%%
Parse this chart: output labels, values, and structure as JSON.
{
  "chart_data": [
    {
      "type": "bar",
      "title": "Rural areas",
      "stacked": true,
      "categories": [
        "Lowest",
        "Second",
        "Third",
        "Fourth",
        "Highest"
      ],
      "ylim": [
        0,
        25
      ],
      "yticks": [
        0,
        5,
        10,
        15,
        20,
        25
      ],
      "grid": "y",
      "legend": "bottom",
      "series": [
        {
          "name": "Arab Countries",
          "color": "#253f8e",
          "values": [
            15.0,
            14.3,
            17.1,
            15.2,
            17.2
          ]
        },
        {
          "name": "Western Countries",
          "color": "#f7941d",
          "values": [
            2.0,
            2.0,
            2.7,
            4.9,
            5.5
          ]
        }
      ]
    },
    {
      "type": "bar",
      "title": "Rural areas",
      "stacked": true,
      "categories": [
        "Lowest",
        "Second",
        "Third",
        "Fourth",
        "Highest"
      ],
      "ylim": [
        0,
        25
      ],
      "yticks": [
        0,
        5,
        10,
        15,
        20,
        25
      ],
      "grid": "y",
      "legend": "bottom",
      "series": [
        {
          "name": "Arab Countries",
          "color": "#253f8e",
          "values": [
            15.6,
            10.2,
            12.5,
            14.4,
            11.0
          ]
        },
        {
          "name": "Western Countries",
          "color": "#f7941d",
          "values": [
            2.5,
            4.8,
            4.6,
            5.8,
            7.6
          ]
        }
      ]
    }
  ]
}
%%
%%
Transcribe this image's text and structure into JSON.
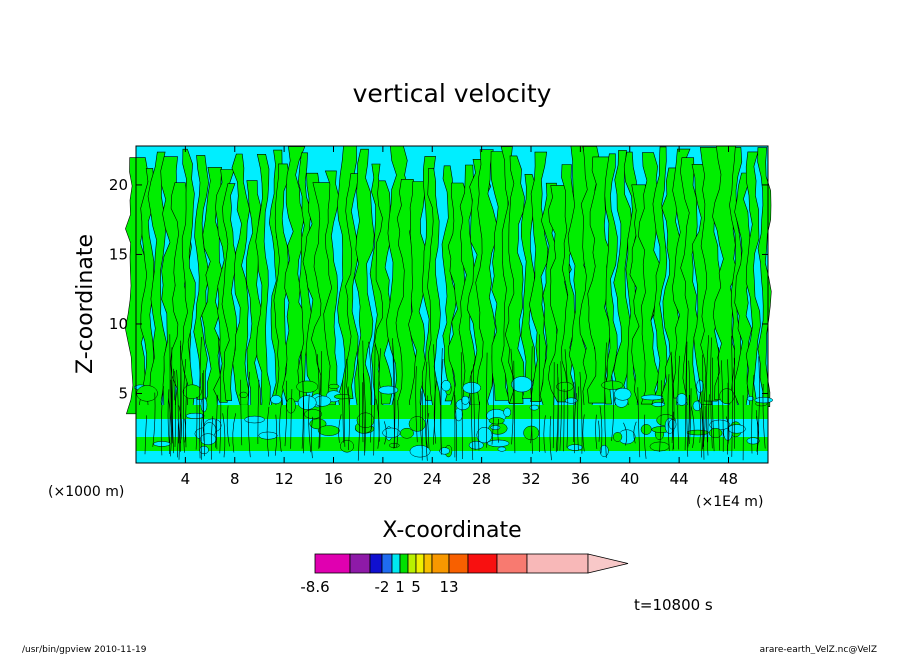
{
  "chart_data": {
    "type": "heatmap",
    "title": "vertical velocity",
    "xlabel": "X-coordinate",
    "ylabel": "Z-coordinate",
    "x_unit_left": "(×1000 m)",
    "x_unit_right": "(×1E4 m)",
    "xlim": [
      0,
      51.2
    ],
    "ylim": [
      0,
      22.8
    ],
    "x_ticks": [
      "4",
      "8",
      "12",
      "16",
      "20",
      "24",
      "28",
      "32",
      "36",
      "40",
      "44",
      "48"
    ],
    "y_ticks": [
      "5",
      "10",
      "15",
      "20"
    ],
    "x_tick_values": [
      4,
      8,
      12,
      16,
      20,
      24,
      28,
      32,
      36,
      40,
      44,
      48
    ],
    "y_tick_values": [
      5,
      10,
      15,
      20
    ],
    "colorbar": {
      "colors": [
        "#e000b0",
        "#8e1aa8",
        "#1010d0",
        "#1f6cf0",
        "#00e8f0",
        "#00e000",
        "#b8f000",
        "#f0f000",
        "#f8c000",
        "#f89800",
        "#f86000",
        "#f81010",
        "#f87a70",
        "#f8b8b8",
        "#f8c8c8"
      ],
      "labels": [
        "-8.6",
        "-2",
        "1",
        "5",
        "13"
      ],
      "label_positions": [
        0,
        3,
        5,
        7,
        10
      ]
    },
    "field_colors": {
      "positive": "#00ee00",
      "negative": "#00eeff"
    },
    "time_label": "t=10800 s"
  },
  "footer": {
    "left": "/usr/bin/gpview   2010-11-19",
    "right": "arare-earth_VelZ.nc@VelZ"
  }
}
%%
%%
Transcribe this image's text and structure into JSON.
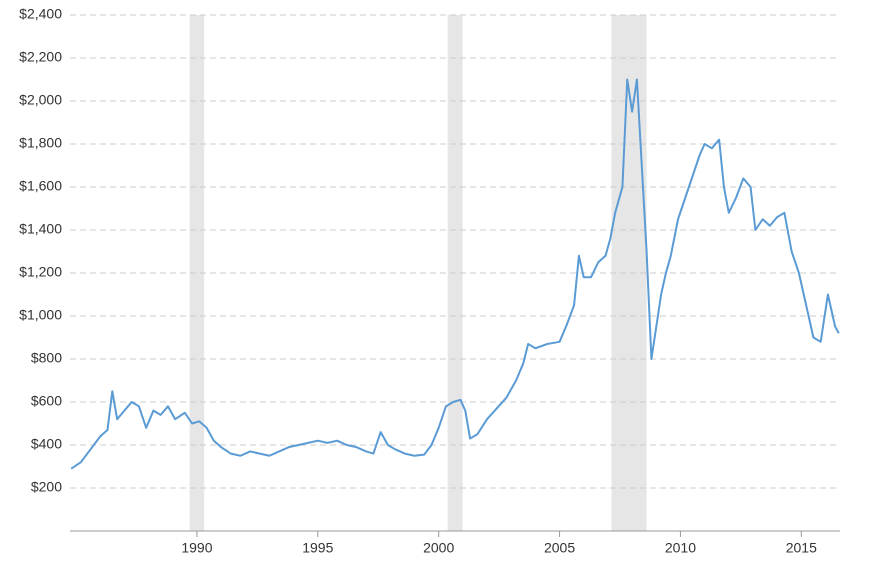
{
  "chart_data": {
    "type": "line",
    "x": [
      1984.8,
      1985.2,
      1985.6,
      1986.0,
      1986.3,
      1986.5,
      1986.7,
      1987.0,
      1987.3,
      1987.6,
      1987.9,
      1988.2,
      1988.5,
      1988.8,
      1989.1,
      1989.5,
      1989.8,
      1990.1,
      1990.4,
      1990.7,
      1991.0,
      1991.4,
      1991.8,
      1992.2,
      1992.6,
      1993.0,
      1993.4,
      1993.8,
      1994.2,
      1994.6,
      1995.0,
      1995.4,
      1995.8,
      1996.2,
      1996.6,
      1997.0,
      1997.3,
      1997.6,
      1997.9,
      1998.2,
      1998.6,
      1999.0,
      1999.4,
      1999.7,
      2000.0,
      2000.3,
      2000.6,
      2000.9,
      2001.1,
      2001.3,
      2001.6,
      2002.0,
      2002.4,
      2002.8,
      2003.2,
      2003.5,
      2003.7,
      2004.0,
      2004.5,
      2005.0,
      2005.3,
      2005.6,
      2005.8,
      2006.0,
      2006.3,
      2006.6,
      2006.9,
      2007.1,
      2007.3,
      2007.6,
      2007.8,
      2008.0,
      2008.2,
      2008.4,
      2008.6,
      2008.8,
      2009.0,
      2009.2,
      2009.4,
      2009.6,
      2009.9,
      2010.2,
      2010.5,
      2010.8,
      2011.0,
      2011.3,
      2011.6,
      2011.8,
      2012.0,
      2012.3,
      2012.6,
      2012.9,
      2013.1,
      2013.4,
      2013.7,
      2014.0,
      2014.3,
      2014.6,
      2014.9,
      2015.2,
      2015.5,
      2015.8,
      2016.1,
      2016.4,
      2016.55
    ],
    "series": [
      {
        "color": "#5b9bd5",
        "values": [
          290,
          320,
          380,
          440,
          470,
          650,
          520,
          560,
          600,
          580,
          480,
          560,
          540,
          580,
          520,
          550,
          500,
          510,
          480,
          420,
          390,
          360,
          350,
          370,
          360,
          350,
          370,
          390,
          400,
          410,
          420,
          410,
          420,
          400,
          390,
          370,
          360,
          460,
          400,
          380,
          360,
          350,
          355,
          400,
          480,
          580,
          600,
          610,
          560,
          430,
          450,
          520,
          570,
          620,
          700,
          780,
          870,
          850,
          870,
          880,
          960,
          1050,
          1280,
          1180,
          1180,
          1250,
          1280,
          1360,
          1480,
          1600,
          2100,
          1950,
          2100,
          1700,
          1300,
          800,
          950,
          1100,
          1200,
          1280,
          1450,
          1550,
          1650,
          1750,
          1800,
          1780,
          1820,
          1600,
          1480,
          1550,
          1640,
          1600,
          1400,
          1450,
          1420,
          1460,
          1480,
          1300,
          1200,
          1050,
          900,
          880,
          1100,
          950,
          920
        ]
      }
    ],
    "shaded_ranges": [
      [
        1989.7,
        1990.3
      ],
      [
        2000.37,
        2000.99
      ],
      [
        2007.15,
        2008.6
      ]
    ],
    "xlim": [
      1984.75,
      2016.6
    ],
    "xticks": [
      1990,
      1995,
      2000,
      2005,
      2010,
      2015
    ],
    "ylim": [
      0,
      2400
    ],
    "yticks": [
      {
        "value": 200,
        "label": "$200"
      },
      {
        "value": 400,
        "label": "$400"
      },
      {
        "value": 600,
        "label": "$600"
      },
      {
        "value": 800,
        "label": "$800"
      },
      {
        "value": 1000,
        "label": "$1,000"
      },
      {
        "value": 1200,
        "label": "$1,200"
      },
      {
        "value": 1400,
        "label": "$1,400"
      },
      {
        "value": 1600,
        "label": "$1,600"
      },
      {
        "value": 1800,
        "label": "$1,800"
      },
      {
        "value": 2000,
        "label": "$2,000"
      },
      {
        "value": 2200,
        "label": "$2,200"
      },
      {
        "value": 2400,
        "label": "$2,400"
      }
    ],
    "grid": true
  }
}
%%
**EXERCISE BRIEF**
Pick every line with "labels" in it and copy it.

**EXERCISE ANSWER**
Parse this chart: output labels, values, and structure as JSON.
      "labels": [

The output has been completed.